TO BE DONE:
Find each line with the word "caption" in it, then give the total alone.

Extracts from a graphics dataset
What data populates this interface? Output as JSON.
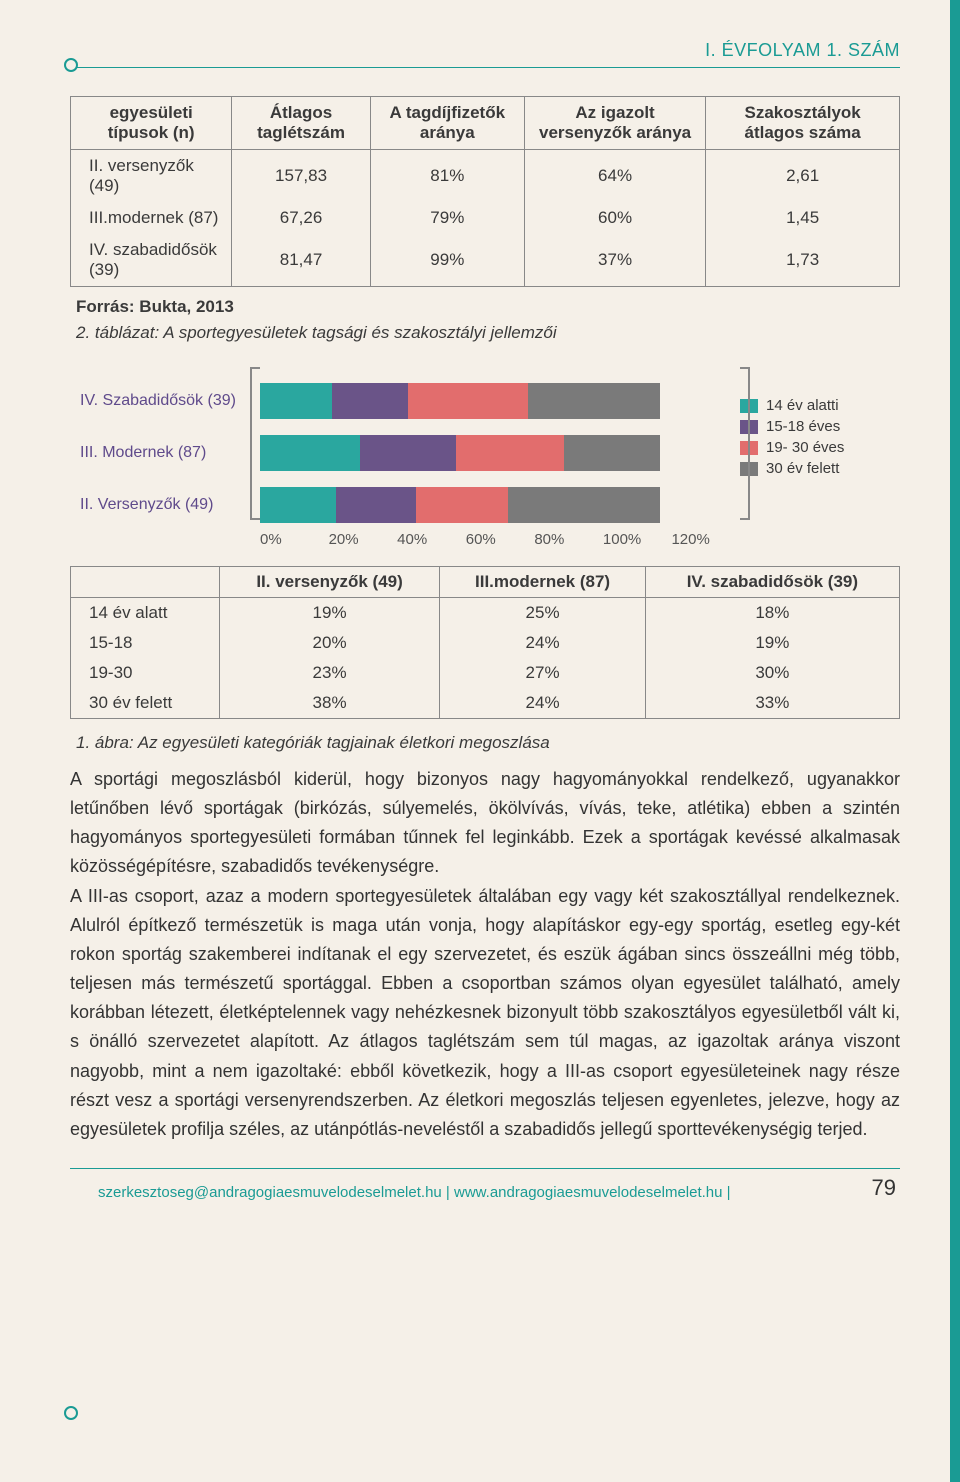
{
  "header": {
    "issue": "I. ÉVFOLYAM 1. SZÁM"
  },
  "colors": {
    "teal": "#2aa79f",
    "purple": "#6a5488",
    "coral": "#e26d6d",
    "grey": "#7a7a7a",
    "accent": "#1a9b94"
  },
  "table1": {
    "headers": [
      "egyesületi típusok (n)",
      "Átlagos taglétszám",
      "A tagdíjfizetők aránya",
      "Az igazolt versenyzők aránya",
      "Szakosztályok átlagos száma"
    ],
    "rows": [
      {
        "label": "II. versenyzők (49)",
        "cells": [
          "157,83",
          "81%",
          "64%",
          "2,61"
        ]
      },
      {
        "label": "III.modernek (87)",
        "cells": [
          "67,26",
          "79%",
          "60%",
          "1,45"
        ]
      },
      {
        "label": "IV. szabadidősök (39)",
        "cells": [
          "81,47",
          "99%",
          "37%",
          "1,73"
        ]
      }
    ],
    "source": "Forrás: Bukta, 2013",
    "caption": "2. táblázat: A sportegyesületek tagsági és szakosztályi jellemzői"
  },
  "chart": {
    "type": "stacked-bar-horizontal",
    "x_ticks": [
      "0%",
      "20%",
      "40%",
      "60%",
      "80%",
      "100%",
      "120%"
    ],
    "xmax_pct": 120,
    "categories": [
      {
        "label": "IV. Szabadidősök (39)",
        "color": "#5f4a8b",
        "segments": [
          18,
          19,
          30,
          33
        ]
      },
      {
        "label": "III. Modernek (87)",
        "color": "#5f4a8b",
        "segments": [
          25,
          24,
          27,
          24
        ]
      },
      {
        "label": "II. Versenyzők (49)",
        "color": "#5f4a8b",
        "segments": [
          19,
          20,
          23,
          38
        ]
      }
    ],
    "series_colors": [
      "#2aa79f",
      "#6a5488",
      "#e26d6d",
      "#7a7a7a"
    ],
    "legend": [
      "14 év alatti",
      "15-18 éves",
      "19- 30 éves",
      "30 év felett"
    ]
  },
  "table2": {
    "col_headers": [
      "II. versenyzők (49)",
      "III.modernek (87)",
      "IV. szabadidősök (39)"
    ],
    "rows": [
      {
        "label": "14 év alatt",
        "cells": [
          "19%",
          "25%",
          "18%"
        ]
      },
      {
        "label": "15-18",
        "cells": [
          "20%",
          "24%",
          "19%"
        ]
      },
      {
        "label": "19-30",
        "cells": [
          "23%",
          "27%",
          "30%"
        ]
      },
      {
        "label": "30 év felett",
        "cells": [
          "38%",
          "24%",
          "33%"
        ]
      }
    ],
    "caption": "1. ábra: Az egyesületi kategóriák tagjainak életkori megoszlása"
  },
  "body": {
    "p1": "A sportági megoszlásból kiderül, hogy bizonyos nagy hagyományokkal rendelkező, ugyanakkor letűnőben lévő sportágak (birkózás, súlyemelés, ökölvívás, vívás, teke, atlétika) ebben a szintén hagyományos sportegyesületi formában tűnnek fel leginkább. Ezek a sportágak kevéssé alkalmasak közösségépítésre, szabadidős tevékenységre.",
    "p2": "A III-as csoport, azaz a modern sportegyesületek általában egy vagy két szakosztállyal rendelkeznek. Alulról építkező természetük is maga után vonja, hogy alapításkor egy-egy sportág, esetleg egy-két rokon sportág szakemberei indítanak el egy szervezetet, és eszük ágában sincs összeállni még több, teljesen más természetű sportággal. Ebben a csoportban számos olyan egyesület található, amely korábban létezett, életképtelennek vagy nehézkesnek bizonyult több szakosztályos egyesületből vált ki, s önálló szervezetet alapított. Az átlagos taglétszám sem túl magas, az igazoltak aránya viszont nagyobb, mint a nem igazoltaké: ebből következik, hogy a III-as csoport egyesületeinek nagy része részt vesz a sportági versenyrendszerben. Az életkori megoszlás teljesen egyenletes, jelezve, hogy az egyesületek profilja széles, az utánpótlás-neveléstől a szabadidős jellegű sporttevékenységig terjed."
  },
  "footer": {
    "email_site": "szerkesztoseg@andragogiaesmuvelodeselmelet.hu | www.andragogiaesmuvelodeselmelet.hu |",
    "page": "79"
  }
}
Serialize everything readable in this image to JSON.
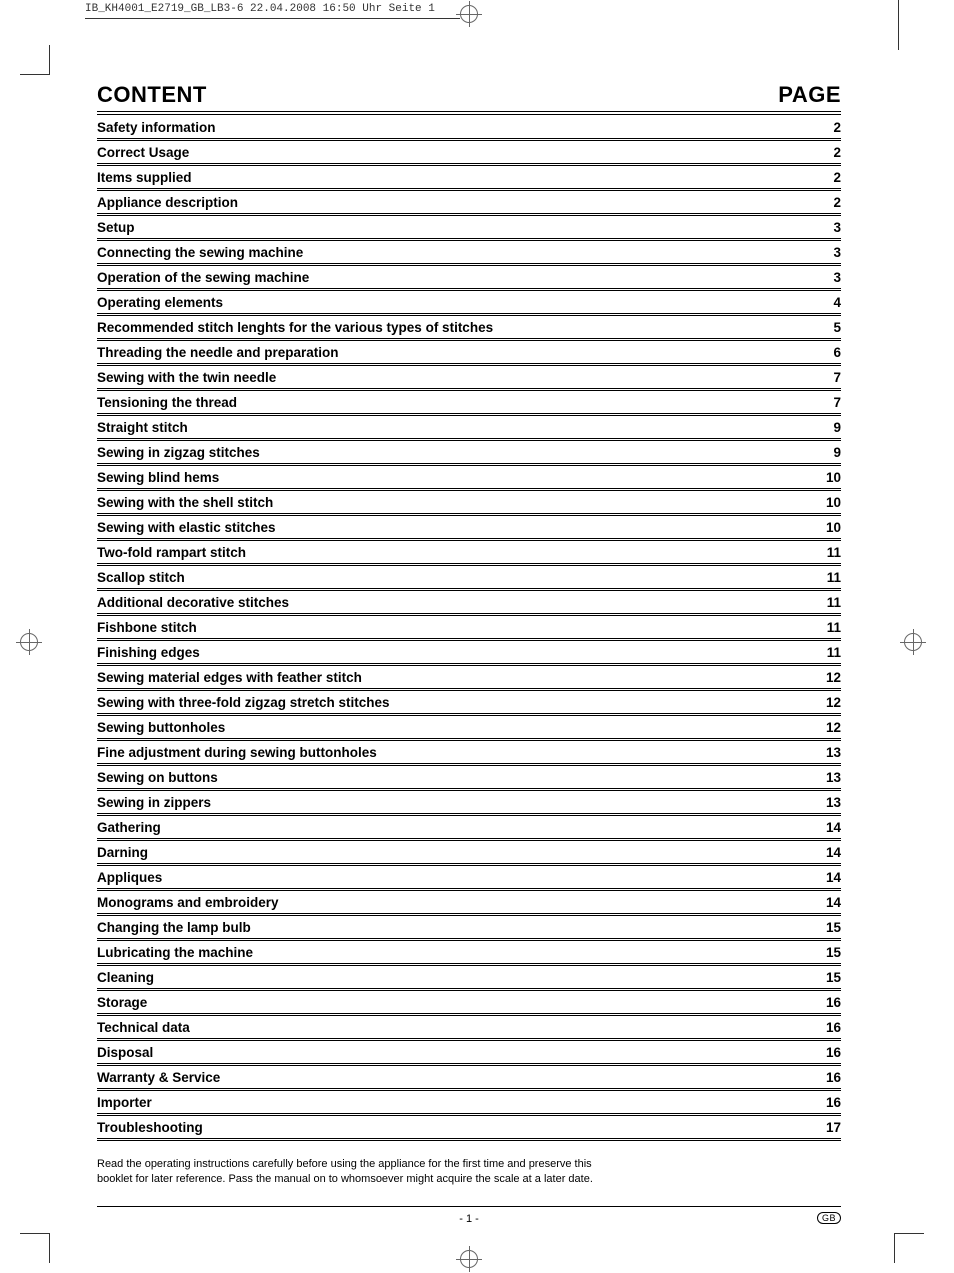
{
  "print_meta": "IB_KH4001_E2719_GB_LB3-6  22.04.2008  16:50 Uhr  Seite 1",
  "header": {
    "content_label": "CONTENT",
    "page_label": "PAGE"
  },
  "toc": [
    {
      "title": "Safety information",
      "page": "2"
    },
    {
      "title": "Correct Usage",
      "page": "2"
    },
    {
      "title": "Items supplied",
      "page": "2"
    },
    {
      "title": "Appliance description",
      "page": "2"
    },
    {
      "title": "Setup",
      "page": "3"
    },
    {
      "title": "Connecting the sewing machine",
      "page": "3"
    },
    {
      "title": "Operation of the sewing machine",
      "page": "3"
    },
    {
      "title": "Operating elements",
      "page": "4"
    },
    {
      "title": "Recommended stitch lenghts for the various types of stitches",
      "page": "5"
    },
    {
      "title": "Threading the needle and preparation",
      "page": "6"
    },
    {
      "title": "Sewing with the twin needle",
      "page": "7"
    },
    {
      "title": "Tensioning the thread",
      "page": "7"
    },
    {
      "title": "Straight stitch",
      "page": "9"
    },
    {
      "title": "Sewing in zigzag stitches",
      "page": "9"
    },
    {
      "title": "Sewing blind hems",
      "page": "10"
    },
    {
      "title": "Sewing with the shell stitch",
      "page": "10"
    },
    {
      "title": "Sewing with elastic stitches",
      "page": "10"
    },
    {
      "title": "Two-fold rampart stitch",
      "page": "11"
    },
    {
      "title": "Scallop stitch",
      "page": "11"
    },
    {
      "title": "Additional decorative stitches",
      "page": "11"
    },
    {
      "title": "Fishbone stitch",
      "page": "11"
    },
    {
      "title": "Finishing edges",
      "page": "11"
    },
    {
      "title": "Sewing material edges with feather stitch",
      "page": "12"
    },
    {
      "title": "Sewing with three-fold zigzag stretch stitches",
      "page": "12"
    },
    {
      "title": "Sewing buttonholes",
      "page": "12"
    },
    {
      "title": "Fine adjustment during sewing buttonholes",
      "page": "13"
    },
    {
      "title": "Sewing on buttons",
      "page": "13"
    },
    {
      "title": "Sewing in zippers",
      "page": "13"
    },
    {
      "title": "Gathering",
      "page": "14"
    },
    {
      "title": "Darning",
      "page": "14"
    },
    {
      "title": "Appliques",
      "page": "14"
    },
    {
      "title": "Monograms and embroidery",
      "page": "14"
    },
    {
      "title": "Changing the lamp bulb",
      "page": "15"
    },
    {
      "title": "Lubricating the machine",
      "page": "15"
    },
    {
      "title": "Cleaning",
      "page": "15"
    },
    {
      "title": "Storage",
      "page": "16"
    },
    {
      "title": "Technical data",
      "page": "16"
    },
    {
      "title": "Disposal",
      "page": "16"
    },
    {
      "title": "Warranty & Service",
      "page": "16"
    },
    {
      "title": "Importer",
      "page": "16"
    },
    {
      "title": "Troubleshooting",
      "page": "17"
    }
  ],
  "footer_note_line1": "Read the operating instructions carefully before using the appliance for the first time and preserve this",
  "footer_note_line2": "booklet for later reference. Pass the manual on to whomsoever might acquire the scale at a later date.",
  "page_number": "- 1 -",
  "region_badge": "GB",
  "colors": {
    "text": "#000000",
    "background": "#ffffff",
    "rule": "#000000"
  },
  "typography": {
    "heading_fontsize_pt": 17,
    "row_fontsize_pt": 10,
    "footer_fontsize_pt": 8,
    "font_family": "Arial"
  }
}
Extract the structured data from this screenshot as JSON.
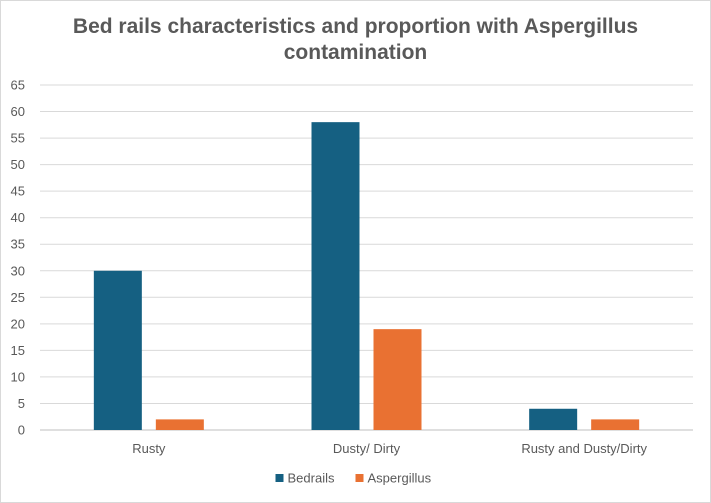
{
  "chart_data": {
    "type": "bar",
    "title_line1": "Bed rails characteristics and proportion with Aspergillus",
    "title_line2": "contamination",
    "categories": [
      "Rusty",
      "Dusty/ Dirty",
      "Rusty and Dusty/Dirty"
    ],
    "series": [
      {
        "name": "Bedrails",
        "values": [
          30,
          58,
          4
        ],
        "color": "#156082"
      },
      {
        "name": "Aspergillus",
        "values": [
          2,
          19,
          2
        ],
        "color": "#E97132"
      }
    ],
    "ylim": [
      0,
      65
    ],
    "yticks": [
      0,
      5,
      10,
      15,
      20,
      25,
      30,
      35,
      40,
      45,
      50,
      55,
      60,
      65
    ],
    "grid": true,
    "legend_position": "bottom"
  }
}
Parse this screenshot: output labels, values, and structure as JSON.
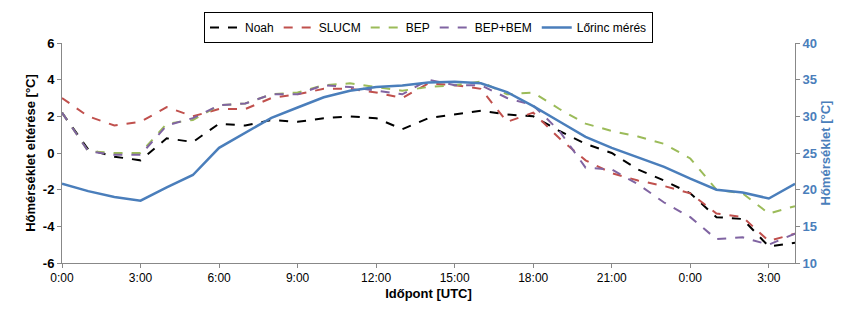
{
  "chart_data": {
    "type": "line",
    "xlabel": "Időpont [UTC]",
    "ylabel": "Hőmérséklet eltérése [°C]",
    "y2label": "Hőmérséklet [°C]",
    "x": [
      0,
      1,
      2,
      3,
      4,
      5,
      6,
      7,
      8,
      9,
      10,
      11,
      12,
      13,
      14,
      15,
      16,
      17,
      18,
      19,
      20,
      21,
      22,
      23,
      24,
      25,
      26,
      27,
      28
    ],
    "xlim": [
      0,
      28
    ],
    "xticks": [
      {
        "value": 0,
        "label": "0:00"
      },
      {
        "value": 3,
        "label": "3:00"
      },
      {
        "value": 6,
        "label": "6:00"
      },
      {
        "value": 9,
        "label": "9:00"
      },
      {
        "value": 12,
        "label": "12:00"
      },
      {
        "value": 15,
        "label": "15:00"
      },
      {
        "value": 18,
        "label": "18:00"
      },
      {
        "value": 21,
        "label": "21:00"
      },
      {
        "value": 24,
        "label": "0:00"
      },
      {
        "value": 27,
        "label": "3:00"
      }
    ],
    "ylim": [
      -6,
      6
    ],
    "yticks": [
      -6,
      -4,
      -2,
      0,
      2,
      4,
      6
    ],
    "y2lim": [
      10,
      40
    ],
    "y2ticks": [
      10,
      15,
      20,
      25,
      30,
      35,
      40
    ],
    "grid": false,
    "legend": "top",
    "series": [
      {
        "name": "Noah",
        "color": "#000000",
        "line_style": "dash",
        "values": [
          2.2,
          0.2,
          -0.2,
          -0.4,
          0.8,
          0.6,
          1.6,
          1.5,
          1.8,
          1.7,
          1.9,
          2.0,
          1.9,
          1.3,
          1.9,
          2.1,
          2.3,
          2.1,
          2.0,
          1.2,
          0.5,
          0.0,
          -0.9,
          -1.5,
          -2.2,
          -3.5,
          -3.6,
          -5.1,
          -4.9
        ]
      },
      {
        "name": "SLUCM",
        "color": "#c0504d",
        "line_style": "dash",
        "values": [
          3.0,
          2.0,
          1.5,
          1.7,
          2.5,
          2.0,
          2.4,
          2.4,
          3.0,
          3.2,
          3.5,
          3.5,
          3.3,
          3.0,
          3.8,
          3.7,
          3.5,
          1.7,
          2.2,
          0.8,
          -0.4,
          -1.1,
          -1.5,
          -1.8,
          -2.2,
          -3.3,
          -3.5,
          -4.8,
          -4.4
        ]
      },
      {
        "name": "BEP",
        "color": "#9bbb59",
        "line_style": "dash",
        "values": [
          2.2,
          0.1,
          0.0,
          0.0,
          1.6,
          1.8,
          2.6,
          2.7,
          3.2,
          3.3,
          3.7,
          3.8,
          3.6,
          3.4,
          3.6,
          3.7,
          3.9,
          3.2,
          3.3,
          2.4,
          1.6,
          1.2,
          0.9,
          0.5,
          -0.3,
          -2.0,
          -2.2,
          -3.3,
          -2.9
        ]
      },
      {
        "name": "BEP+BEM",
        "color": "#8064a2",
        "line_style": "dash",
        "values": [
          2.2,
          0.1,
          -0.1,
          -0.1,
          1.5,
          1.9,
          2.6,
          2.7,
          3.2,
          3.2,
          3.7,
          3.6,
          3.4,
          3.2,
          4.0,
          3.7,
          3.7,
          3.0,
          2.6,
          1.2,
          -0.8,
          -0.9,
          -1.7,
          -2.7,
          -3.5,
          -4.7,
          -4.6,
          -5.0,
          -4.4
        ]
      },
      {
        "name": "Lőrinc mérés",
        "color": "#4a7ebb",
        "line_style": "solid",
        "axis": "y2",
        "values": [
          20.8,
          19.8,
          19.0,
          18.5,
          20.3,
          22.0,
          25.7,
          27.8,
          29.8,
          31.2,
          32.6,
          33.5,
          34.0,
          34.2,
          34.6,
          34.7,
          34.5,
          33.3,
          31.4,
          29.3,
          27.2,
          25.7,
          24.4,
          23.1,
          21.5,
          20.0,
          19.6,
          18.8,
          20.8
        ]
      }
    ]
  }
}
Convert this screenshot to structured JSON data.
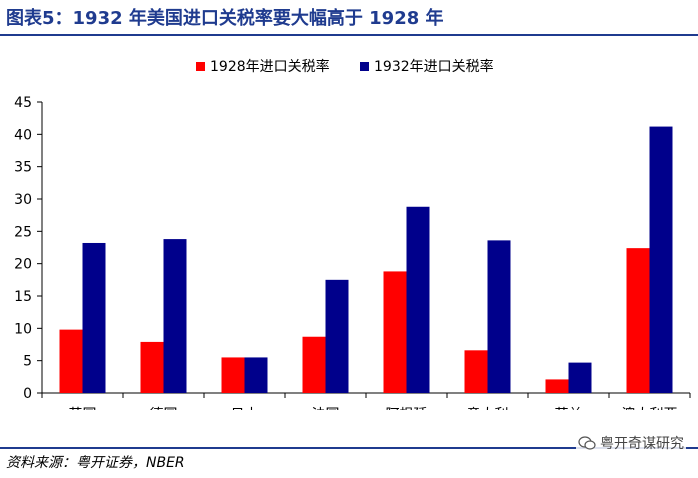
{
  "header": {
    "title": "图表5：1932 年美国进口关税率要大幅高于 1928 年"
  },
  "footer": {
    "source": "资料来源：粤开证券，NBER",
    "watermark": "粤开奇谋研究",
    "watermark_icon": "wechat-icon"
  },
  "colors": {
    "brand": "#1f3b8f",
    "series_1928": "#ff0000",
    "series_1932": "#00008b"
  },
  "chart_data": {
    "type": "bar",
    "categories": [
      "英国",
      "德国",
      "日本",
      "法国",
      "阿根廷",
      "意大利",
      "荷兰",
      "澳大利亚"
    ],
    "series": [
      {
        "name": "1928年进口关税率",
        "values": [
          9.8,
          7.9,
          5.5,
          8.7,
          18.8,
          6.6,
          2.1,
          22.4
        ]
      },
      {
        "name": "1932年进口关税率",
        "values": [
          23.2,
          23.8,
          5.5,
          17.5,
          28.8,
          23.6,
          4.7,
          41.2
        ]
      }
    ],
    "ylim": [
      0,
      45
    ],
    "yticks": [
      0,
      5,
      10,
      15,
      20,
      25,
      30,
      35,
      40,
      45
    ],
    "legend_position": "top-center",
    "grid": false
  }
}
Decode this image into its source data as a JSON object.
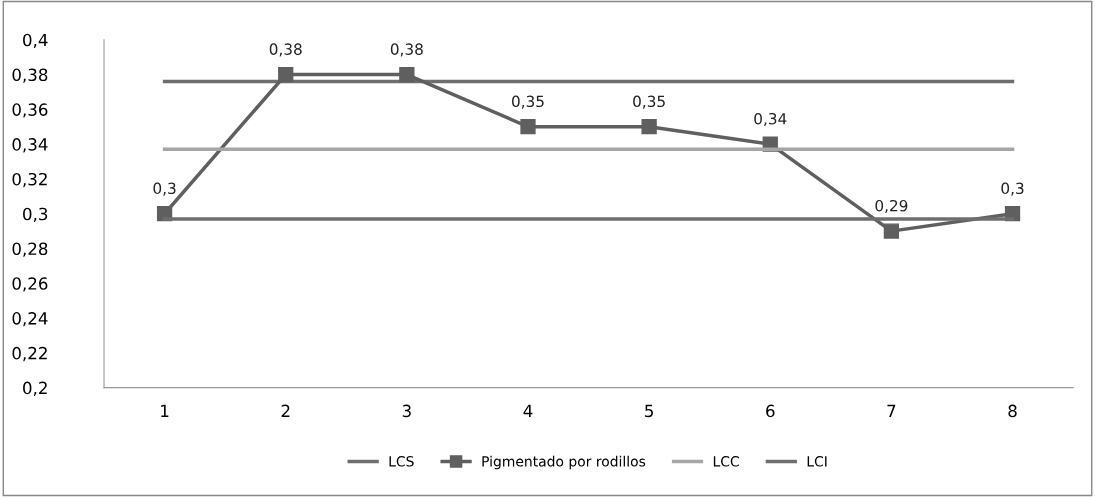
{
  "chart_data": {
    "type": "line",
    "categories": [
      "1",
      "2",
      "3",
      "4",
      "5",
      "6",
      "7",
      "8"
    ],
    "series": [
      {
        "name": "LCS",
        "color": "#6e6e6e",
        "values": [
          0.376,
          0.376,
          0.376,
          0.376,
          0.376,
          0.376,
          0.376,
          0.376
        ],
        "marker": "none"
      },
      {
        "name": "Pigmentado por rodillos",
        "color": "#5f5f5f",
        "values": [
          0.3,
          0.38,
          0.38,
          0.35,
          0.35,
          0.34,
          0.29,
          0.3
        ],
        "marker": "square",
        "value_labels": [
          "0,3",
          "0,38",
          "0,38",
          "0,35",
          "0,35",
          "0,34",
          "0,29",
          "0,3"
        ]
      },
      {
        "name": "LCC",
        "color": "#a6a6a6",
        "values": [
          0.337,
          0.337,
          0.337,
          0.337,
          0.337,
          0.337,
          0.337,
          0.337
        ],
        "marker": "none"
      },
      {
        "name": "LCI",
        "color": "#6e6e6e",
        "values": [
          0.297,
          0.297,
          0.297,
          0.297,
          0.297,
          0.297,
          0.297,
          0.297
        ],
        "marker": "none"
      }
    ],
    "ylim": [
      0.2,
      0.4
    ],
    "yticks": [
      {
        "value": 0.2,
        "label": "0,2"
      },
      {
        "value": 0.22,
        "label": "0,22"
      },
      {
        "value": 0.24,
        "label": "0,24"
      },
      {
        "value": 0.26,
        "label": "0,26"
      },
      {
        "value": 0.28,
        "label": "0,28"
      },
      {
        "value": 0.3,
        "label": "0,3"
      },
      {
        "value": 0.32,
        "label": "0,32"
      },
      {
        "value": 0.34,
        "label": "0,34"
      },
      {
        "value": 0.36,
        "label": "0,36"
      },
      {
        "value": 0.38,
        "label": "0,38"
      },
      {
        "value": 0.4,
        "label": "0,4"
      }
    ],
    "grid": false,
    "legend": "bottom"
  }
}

RESPONSE TO THIS EXERCISE:
2